Figure record extracts:
● ● ●
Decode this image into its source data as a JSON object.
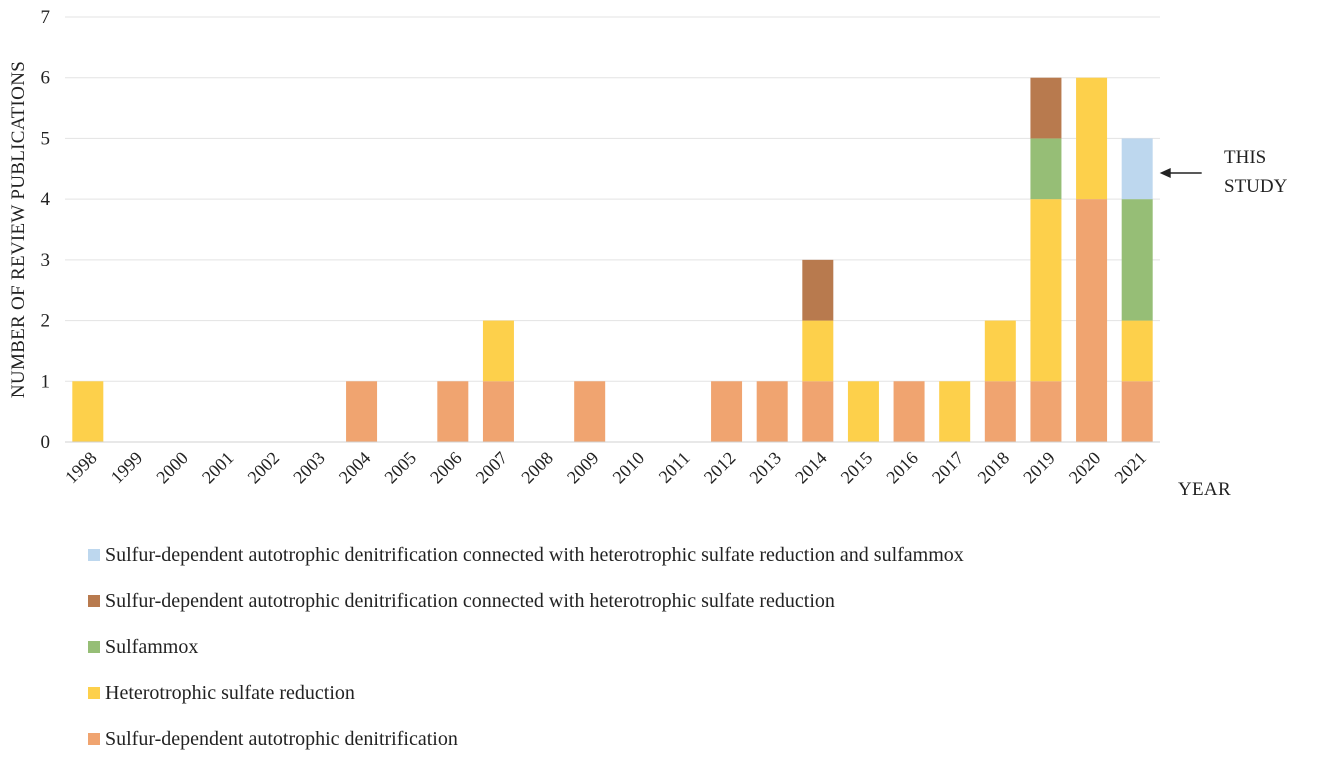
{
  "chart_data": {
    "type": "bar",
    "stacked": true,
    "categories": [
      "1998",
      "1999",
      "2000",
      "2001",
      "2002",
      "2003",
      "2004",
      "2005",
      "2006",
      "2007",
      "2008",
      "2009",
      "2010",
      "2011",
      "2012",
      "2013",
      "2014",
      "2015",
      "2016",
      "2017",
      "2018",
      "2019",
      "2020",
      "2021"
    ],
    "series": [
      {
        "name": "Sulfur-dependent autotrophic denitrification",
        "color": "#F0A470",
        "values": [
          0,
          0,
          0,
          0,
          0,
          0,
          1,
          0,
          1,
          1,
          0,
          1,
          0,
          0,
          1,
          1,
          1,
          0,
          1,
          0,
          1,
          1,
          4,
          1
        ]
      },
      {
        "name": "Heterotrophic sulfate reduction",
        "color": "#FDD04B",
        "values": [
          1,
          0,
          0,
          0,
          0,
          0,
          0,
          0,
          0,
          1,
          0,
          0,
          0,
          0,
          0,
          0,
          1,
          1,
          0,
          1,
          1,
          3,
          2,
          1
        ]
      },
      {
        "name": "Sulfammox",
        "color": "#96BE76",
        "values": [
          0,
          0,
          0,
          0,
          0,
          0,
          0,
          0,
          0,
          0,
          0,
          0,
          0,
          0,
          0,
          0,
          0,
          0,
          0,
          0,
          0,
          1,
          0,
          2
        ]
      },
      {
        "name": "Sulfur-dependent autotrophic denitrification connected with heterotrophic sulfate reduction",
        "color": "#B87A4E",
        "values": [
          0,
          0,
          0,
          0,
          0,
          0,
          0,
          0,
          0,
          0,
          0,
          0,
          0,
          0,
          0,
          0,
          1,
          0,
          0,
          0,
          0,
          1,
          0,
          0
        ]
      },
      {
        "name": "Sulfur-dependent autotrophic denitrification connected with heterotrophic sulfate reduction and sulfammox",
        "color": "#BDD7EE",
        "values": [
          0,
          0,
          0,
          0,
          0,
          0,
          0,
          0,
          0,
          0,
          0,
          0,
          0,
          0,
          0,
          0,
          0,
          0,
          0,
          0,
          0,
          0,
          0,
          1
        ]
      }
    ],
    "xlabel": "YEAR",
    "ylabel": "NUMBER OF REVIEW PUBLICATIONS",
    "ylim": [
      0,
      7
    ],
    "yticks": [
      0,
      1,
      2,
      3,
      4,
      5,
      6,
      7
    ],
    "grid": true,
    "legend_position": "bottom",
    "annotation": {
      "lines": [
        "THIS",
        "STUDY"
      ],
      "target_category": "2021"
    }
  }
}
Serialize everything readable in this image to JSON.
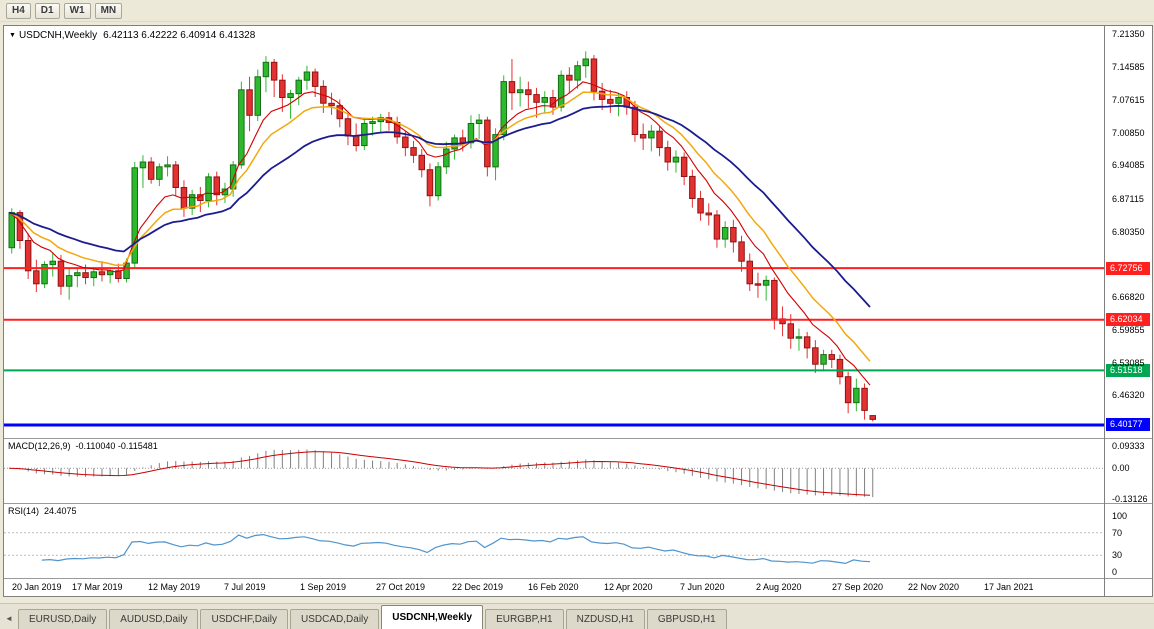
● ● ●
Exercise requirements – Leave out the pictures and output every record above precisely as given.

Result of this task –
Decode this image into its source data as a JSON object.
{
  "chart_data": {
    "type": "bar",
    "stacked": true,
    "categories": [
      "1998",
      "1999",
      "2000",
      "2001",
      "2002",
      "2003",
      "2004",
      "2005",
      "2006",
      "2007",
      "2008",
      "2009",
      "2010",
      "2011",
      "2012",
      "2013",
      "2014",
      "2015",
      "2016",
      "2017",
      "2018",
      "2019",
      "2020",
      "2021"
    ],
    "series": [
      {
        "name": "Sulfur-dependent autotrophic denitrification",
        "color": "#F0A470",
        "values": [
          0,
          0,
          0,
          0,
          0,
          0,
          1,
          0,
          1,
          1,
          0,
          1,
          0,
          0,
          1,
          1,
          1,
          0,
          1,
          0,
          1,
          1,
          4,
          1
        ]
      },
      {
        "name": "Heterotrophic sulfate reduction",
        "color": "#FDD04B",
        "values": [
          1,
          0,
          0,
          0,
          0,
          0,
          0,
          0,
          0,
          1,
          0,
          0,
          0,
          0,
          0,
          0,
          1,
          1,
          0,
          1,
          1,
          3,
          2,
          1
        ]
      },
      {
        "name": "Sulfammox",
        "color": "#96BE76",
        "values": [
          0,
          0,
          0,
          0,
          0,
          0,
          0,
          0,
          0,
          0,
          0,
          0,
          0,
          0,
          0,
          0,
          0,
          0,
          0,
          0,
          0,
          1,
          0,
          2
        ]
      },
      {
        "name": "Sulfur-dependent autotrophic denitrification connected with heterotrophic sulfate reduction",
        "color": "#B87A4E",
        "values": [
          0,
          0,
          0,
          0,
          0,
          0,
          0,
          0,
          0,
          0,
          0,
          0,
          0,
          0,
          0,
          0,
          1,
          0,
          0,
          0,
          0,
          1,
          0,
          0
        ]
      },
      {
        "name": "Sulfur-dependent autotrophic denitrification connected with heterotrophic sulfate reduction and sulfammox",
        "color": "#BDD7EE",
        "values": [
          0,
          0,
          0,
          0,
          0,
          0,
          0,
          0,
          0,
          0,
          0,
          0,
          0,
          0,
          0,
          0,
          0,
          0,
          0,
          0,
          0,
          0,
          0,
          1
        ]
      }
    ],
    "xlabel": "YEAR",
    "ylabel": "NUMBER OF REVIEW PUBLICATIONS",
    "ylim": [
      0,
      7
    ],
    "yticks": [
      0,
      1,
      2,
      3,
      4,
      5,
      6,
      7
    ],
    "grid": true,
    "legend_position": "bottom",
    "annotation": {
      "lines": [
        "THIS",
        "STUDY"
      ],
      "target_category": "2021"
    }
  }
}
Serialize everything readable in this image to JSON.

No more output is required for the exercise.